The problem:
Extract the lines that hold the string "from".

-- start of Records supplied --

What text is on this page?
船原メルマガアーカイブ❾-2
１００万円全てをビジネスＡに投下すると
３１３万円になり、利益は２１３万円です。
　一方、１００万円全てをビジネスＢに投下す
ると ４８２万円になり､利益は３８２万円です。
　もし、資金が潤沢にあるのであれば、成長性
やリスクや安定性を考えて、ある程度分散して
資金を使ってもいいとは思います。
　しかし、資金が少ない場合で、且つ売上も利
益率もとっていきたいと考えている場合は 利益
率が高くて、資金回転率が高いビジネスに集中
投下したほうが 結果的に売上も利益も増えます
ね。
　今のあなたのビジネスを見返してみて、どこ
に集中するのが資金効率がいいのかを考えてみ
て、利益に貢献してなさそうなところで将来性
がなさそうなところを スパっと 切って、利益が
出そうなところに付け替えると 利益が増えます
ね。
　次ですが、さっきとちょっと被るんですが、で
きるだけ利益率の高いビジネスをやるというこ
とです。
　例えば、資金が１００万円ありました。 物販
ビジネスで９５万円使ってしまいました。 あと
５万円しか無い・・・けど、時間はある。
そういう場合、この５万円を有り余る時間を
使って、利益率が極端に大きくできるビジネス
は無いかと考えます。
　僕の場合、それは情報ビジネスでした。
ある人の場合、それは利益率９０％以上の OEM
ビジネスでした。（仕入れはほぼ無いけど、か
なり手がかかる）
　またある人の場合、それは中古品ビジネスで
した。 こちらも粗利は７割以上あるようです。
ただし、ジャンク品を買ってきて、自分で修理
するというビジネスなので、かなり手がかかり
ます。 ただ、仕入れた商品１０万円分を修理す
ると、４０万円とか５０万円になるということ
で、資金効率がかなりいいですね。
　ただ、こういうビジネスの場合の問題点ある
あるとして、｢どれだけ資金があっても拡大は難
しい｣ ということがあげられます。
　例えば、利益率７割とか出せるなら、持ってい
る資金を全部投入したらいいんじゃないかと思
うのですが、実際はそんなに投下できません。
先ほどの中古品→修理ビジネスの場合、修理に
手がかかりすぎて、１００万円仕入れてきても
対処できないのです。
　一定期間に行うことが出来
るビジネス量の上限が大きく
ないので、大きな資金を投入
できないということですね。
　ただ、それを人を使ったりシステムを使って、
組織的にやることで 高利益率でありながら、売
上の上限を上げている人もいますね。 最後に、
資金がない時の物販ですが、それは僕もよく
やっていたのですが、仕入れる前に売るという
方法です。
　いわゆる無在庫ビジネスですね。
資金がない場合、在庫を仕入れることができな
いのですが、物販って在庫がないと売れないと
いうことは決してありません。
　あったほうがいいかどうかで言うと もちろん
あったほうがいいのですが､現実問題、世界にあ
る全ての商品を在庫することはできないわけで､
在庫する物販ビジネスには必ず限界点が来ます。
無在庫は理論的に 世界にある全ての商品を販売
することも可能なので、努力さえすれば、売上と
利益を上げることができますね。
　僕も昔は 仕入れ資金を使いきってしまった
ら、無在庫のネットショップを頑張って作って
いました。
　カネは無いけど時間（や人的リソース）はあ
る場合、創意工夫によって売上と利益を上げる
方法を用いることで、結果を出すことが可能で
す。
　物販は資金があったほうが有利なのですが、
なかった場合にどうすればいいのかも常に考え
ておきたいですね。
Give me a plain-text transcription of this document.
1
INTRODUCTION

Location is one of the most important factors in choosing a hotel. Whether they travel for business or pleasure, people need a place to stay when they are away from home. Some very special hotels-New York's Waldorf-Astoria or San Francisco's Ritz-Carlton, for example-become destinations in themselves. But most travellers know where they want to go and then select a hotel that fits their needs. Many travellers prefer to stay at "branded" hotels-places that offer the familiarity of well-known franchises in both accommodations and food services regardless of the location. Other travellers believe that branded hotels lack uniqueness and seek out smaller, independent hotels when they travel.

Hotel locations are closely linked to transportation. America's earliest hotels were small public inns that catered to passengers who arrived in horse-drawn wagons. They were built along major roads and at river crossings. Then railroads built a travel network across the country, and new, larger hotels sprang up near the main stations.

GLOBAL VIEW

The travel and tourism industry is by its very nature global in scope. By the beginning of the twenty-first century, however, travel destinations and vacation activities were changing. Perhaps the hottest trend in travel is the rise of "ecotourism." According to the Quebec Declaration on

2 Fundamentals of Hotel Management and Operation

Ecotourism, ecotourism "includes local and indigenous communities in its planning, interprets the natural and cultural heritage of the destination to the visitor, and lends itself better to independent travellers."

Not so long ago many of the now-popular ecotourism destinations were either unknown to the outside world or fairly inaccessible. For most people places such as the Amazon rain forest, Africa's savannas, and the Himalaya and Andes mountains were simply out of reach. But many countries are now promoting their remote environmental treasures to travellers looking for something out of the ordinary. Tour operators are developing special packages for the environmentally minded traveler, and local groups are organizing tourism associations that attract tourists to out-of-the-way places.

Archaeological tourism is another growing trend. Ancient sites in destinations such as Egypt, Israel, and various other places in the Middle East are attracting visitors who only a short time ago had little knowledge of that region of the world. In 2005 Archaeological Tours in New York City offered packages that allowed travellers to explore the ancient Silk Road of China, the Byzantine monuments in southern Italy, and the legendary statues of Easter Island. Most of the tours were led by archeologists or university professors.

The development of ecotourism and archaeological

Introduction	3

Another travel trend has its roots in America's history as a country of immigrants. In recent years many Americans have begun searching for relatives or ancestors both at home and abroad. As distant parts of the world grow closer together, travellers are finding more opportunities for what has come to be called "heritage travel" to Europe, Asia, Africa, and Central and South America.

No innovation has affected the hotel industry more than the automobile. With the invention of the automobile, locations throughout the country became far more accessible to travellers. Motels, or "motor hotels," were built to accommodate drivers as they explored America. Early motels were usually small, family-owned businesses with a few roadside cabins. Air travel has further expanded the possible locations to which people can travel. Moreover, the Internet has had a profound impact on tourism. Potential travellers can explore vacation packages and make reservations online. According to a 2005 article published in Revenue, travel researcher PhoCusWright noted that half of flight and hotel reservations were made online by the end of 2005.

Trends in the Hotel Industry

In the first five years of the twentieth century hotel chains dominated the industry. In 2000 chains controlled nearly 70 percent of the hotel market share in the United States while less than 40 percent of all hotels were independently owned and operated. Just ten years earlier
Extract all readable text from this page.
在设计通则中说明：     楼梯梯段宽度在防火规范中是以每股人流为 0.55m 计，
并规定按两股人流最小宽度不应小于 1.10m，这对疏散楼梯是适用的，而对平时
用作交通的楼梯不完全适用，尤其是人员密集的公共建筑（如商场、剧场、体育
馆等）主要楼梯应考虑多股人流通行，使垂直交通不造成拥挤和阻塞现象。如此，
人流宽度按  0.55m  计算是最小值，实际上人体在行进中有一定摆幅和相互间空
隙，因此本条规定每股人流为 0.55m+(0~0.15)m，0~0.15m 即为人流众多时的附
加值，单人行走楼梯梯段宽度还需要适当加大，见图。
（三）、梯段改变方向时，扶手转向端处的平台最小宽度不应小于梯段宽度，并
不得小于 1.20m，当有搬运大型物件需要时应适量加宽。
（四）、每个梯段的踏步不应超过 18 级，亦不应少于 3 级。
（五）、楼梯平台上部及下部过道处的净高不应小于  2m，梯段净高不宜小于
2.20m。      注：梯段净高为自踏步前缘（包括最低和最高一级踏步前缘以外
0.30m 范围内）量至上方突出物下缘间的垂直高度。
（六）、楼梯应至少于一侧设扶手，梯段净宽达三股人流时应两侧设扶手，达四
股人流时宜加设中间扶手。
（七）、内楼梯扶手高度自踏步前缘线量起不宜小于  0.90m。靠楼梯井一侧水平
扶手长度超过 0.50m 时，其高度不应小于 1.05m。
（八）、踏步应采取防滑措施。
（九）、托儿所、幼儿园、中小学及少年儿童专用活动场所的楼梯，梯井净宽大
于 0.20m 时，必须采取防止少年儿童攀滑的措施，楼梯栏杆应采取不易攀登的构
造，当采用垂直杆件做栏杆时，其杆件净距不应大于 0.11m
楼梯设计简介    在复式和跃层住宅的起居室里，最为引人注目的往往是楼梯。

-- end of Records supplied --

Result below:
Location is one of the most important factors in choosing a hotel. Whether they travel for business or pleasure, people need a place to stay when they are away from home. Some very special hotels-New York's Waldorf-Astoria or San Francisco's Ritz-Carlton, for example-become destinations in themselves. But most travellers know where they want to go and then select a hotel that fits their needs. Many travellers prefer to stay at "branded" hotels-places that offer the familiarity of well-known franchises in both accommodations and food services regardless of the location. Other travellers believe that branded hotels lack uniqueness and seek out smaller, independent hotels when they travel.
Extract all readable text from this page.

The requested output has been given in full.